**Task prompt**
Pull each line containing "помещений" out of the data and copy it.

--- Start of Given data ---

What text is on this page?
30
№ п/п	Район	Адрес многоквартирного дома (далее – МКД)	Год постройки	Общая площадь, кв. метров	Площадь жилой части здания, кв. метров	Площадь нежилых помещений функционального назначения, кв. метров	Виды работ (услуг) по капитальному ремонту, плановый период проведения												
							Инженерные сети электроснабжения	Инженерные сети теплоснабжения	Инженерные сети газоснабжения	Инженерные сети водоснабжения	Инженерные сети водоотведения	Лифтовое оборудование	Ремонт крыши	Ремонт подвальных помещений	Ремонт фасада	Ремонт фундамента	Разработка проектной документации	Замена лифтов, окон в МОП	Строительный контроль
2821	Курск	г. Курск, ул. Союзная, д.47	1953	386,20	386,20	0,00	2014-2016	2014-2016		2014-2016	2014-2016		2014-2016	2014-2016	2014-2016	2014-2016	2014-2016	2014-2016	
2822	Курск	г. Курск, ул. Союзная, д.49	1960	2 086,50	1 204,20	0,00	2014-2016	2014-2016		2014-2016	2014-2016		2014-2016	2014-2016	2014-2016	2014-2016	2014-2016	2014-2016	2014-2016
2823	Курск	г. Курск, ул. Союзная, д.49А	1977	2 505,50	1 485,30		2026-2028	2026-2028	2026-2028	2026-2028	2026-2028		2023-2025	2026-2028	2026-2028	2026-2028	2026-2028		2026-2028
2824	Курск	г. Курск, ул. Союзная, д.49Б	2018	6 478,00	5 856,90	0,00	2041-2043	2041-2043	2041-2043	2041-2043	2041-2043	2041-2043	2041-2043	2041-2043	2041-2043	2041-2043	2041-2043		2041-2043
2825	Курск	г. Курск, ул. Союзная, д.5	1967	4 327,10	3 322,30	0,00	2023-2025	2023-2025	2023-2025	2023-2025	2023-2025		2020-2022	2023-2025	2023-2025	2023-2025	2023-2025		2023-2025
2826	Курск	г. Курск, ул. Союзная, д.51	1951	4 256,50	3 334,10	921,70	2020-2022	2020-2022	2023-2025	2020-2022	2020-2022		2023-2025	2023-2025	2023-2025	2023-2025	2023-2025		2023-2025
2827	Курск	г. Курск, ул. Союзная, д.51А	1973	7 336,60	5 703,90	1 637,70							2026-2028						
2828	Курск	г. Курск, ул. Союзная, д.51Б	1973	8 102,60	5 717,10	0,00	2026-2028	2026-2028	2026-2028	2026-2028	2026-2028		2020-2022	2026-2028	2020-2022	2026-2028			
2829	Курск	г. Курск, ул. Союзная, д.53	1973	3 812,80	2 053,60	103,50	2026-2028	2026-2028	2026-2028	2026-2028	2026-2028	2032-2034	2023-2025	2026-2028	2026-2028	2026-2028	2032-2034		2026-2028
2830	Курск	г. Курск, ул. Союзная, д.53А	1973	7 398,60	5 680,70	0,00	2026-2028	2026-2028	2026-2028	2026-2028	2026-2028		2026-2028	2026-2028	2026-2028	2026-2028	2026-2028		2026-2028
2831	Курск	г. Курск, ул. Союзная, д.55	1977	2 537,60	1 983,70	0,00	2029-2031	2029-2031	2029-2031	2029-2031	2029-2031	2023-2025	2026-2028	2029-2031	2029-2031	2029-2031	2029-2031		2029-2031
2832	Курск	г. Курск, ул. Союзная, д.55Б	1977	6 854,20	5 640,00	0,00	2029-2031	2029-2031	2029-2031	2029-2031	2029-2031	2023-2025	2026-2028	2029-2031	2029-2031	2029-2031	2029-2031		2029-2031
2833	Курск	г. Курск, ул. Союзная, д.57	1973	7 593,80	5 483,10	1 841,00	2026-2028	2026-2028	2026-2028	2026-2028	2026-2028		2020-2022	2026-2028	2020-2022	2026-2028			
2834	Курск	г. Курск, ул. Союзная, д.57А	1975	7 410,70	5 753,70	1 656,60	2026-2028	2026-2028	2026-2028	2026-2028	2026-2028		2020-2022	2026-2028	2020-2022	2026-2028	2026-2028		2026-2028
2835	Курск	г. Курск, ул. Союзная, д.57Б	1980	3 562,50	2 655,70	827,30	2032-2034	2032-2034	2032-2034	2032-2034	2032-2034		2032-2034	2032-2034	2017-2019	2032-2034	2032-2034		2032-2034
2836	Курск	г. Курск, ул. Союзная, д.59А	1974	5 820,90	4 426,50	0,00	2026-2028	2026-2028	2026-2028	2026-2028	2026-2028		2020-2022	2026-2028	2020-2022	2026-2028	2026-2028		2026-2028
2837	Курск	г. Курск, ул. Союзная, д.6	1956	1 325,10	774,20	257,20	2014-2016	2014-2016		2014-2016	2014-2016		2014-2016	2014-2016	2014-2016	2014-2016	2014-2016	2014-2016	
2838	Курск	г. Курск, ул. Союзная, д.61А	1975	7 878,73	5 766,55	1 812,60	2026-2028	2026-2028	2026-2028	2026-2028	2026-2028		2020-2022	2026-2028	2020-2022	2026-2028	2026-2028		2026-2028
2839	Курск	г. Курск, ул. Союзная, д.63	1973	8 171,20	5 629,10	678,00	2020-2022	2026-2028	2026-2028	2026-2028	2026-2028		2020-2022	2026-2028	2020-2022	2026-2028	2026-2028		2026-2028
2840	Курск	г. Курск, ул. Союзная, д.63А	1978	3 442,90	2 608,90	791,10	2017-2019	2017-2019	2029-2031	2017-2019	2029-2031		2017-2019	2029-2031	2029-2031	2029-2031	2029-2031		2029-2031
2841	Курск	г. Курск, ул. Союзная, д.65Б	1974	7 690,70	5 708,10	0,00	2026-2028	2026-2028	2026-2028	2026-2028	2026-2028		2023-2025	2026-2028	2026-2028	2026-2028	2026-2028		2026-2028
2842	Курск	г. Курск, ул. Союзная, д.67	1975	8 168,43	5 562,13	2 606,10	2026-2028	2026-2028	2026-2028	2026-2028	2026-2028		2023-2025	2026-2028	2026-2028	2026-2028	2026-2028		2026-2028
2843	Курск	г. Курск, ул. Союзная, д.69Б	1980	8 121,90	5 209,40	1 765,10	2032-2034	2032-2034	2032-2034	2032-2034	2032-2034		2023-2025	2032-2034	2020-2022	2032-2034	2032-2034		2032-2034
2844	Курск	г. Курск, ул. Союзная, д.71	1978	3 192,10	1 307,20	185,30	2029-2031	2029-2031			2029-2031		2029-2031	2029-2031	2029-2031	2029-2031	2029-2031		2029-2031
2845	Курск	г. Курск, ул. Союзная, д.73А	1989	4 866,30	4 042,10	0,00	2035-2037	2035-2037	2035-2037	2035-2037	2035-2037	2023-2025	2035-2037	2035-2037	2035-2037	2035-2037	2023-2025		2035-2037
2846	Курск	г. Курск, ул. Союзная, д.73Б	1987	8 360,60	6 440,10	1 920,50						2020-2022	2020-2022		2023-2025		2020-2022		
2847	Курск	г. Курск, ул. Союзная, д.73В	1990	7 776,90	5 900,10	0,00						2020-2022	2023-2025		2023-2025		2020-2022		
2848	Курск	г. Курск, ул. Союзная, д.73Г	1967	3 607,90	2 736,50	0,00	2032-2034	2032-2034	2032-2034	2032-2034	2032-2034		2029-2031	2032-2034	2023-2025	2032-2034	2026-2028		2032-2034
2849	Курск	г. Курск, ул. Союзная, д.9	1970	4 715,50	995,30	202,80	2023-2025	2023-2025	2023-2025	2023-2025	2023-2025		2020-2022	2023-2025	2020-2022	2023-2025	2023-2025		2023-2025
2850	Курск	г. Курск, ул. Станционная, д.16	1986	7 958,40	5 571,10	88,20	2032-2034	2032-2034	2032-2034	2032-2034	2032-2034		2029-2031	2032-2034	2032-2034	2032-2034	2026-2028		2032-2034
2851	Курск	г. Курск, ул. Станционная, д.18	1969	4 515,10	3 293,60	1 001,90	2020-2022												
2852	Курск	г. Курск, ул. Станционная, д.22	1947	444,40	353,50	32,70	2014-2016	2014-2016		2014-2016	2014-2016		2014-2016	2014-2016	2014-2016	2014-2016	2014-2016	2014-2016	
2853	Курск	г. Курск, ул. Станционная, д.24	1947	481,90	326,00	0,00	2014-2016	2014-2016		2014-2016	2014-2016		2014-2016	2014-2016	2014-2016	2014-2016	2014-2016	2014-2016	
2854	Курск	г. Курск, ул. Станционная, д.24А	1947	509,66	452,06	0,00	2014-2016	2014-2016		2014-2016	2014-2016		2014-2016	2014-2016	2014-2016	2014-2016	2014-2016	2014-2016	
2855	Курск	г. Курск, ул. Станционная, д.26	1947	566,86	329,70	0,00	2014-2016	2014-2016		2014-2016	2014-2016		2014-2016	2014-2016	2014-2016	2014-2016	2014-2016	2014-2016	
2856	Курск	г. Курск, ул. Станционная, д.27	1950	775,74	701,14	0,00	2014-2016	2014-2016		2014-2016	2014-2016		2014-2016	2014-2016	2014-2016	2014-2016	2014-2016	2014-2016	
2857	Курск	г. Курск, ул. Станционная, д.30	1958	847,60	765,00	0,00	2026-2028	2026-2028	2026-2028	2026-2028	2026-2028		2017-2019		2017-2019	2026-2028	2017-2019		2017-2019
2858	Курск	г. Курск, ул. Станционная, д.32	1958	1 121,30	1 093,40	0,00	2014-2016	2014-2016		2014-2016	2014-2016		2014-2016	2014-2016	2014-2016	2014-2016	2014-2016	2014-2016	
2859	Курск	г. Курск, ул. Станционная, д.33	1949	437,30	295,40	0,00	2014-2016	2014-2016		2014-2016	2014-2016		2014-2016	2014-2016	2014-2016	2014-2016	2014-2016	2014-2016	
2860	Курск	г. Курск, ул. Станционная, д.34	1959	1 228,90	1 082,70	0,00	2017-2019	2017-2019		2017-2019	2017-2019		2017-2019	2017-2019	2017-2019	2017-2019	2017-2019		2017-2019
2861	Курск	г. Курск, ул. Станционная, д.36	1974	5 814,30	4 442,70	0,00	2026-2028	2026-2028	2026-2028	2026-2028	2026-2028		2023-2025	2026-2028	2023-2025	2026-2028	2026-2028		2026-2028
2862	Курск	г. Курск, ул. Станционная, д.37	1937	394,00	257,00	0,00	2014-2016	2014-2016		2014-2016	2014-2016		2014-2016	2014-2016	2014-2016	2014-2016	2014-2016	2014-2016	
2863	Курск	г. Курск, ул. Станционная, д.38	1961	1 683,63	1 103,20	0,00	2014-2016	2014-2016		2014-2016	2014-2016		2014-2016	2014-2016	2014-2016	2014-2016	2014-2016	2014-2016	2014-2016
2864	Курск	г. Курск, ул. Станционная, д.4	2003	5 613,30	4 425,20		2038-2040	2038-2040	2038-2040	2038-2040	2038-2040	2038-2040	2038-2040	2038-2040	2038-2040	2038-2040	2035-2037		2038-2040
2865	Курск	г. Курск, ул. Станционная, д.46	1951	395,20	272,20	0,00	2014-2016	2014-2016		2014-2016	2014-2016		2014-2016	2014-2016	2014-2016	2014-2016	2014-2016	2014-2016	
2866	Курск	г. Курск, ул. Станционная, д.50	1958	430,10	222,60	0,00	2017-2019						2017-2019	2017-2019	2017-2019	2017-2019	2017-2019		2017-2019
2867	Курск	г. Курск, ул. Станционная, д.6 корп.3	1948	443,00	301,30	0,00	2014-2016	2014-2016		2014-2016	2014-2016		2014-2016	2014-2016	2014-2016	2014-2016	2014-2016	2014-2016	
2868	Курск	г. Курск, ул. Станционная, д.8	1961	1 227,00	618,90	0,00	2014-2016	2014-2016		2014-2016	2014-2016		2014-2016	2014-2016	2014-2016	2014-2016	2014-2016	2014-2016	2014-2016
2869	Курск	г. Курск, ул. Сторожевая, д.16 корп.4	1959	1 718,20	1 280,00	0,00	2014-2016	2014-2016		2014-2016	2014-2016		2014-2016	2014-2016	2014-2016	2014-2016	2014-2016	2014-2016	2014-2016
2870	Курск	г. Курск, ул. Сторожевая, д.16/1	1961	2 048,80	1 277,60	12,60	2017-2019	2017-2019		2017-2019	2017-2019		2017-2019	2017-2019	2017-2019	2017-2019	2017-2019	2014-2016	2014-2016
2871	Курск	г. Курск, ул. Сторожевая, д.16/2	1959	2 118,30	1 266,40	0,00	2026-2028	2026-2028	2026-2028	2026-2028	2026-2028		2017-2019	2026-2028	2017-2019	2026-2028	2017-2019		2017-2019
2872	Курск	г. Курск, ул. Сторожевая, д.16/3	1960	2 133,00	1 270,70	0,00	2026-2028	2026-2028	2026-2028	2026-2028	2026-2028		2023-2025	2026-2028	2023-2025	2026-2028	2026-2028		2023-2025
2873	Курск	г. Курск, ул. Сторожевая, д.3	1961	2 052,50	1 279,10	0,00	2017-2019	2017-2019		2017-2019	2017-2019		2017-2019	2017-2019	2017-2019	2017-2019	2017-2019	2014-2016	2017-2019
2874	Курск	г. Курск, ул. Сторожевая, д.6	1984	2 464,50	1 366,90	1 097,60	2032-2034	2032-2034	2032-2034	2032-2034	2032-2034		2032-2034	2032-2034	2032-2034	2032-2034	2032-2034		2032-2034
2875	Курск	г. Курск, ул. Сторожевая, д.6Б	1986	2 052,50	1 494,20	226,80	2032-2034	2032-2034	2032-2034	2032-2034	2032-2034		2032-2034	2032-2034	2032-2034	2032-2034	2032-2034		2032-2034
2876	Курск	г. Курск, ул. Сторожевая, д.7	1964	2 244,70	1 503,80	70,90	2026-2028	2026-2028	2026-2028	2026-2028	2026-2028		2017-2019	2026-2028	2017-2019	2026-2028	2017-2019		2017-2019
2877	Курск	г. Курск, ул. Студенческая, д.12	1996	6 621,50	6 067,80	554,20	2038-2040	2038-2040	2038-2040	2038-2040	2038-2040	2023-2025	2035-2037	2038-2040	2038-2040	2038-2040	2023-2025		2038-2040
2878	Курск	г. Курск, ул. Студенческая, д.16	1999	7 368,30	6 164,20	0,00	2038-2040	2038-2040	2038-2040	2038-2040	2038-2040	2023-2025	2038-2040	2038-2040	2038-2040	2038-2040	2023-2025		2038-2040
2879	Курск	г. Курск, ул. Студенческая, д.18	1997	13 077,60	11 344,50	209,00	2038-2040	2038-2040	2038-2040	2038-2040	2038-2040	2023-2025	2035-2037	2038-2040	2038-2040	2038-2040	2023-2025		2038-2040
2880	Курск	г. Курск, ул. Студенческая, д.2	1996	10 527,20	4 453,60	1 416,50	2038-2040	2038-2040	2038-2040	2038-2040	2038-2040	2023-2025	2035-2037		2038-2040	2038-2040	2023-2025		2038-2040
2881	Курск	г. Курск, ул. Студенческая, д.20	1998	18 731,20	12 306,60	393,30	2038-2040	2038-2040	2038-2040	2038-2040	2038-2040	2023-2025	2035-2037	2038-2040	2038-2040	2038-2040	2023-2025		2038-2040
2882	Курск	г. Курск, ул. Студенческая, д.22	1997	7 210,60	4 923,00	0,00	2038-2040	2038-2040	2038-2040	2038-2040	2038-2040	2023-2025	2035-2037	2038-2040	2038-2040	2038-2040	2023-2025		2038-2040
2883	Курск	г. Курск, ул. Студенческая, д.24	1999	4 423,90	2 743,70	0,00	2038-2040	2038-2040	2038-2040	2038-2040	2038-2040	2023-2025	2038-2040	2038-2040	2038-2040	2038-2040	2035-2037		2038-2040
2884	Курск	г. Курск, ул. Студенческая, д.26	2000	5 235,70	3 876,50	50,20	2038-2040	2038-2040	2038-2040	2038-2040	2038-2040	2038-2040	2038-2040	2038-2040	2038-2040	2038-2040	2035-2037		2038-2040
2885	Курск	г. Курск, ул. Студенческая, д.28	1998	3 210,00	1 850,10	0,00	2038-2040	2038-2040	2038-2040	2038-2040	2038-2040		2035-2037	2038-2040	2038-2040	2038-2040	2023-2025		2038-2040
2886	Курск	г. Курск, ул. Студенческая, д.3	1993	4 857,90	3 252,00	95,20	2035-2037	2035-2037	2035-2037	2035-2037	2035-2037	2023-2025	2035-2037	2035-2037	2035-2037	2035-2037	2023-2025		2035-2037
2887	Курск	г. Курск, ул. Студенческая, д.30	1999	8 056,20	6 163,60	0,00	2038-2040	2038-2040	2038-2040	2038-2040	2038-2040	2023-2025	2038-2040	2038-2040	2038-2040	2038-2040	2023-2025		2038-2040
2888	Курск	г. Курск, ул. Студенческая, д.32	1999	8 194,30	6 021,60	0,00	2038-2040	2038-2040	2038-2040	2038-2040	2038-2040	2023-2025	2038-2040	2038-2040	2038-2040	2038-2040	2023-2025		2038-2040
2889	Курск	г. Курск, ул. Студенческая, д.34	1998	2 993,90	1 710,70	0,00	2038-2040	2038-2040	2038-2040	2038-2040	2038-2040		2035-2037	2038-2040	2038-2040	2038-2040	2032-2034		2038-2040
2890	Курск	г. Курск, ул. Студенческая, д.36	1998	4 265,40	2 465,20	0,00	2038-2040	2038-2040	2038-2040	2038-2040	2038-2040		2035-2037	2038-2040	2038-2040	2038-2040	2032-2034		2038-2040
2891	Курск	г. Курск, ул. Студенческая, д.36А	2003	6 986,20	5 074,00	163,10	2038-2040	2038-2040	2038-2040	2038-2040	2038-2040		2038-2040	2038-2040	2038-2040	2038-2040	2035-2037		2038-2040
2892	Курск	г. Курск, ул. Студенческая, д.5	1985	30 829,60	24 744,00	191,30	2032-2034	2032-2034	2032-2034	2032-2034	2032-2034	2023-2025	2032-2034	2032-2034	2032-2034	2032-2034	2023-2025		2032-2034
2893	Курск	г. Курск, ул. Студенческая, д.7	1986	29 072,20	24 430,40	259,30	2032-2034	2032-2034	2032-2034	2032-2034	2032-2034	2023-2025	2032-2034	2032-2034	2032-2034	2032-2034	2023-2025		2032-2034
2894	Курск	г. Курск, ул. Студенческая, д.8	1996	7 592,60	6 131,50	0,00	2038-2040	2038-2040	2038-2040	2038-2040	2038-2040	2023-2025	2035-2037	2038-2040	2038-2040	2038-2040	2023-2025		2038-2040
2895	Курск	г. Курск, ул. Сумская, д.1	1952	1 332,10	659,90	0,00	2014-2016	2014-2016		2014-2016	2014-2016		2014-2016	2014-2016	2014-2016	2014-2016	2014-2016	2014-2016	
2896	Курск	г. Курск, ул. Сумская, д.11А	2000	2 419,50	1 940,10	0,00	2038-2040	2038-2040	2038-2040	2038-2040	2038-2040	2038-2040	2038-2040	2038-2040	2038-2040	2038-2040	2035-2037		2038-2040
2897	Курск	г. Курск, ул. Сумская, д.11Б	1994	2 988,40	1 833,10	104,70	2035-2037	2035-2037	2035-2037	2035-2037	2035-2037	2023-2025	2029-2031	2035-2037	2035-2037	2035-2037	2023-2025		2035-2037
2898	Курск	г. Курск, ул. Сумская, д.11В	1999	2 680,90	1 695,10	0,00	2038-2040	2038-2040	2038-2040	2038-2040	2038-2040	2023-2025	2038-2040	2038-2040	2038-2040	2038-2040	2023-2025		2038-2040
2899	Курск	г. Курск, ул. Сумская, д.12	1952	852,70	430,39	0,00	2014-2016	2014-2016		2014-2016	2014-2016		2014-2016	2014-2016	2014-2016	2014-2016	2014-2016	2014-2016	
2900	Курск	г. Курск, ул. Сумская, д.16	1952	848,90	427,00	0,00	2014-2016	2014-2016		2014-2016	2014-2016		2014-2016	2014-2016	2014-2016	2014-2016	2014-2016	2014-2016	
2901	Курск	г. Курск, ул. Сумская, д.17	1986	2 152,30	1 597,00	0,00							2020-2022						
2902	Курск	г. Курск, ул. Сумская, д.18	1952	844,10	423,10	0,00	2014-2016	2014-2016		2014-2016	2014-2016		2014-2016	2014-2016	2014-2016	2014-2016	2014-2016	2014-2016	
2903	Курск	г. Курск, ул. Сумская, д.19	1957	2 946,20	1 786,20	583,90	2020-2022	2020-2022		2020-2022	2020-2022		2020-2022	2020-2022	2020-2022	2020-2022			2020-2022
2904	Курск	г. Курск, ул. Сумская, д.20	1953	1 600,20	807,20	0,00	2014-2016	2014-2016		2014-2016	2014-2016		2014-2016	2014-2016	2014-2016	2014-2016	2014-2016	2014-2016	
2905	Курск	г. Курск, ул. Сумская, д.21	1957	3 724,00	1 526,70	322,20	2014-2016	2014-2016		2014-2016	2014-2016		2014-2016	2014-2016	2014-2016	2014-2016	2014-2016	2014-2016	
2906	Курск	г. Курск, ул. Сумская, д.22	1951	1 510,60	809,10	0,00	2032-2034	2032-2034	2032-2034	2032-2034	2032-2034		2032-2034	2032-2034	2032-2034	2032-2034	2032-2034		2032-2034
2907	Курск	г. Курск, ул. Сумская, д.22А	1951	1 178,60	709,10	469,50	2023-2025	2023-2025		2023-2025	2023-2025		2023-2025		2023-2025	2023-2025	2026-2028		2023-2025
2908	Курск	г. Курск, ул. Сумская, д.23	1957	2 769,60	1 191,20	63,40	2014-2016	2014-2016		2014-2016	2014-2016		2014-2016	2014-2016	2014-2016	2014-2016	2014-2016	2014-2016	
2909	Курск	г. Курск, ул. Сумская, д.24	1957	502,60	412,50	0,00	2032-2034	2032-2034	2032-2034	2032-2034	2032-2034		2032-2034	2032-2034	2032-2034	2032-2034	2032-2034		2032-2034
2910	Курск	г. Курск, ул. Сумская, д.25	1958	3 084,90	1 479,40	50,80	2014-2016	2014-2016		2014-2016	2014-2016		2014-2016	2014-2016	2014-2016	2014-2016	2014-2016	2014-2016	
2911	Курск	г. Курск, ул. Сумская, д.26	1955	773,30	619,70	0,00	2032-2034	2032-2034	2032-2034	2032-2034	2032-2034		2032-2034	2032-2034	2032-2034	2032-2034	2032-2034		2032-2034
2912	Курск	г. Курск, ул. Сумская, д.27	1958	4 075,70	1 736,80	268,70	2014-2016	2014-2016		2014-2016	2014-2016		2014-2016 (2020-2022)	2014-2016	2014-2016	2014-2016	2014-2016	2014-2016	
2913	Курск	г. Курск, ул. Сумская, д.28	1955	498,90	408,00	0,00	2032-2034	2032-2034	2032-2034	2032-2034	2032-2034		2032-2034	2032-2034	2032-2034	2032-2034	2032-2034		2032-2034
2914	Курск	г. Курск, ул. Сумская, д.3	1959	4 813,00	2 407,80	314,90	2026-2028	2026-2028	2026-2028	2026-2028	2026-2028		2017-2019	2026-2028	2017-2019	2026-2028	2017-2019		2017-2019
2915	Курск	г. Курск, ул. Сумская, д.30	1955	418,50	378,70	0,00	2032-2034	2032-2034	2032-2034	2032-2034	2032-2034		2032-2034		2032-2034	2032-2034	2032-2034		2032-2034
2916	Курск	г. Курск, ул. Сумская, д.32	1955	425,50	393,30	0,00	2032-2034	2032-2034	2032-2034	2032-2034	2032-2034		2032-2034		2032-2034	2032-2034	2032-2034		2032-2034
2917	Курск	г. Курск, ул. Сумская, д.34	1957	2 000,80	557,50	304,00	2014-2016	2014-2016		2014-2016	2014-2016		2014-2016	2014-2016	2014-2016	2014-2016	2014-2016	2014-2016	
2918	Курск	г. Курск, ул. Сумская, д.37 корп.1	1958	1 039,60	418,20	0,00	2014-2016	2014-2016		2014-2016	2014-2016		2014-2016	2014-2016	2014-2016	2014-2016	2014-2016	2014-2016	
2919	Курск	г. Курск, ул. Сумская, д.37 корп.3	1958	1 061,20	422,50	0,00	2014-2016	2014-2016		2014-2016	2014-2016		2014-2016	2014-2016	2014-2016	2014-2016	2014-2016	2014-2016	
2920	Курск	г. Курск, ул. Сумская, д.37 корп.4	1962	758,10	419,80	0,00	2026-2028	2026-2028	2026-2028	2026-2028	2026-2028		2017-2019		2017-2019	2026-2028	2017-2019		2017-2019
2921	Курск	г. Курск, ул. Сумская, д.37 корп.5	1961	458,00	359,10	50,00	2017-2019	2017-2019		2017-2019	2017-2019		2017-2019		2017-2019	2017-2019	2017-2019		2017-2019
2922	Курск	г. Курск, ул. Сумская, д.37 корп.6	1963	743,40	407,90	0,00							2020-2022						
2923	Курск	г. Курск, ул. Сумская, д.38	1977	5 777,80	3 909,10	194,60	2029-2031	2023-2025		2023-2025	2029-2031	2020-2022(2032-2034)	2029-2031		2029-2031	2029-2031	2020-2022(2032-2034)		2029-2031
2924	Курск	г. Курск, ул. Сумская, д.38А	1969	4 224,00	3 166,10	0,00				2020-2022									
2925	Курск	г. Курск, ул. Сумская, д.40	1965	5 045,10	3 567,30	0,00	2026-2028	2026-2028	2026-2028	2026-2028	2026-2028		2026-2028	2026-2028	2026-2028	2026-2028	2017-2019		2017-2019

--- End of Given data ---

**The answer**
№ п/п	Район	Адрес многоквартирного дома (далее – МКД)	Год постройки	Общая площадь, кв. метров	Площадь жилой части здания, кв. метров	Площадь нежилых помещений функционального назначения, кв. метров	Виды работ (услуг) по капитальному ремонту, плановый период проведения												
							Инженерные сети электроснабжения	Инженерные сети теплоснабжения	Инженерные сети газоснабжения	Инженерные сети водоснабжения	Инженерные сети водоотведения	Лифтовое оборудование	Ремонт крыши	Ремонт подвальных помещений	Ремонт фасада	Ремонт фундамента	Разработка проектной документации	Замена лифтов, окон в МОП	Строительный контроль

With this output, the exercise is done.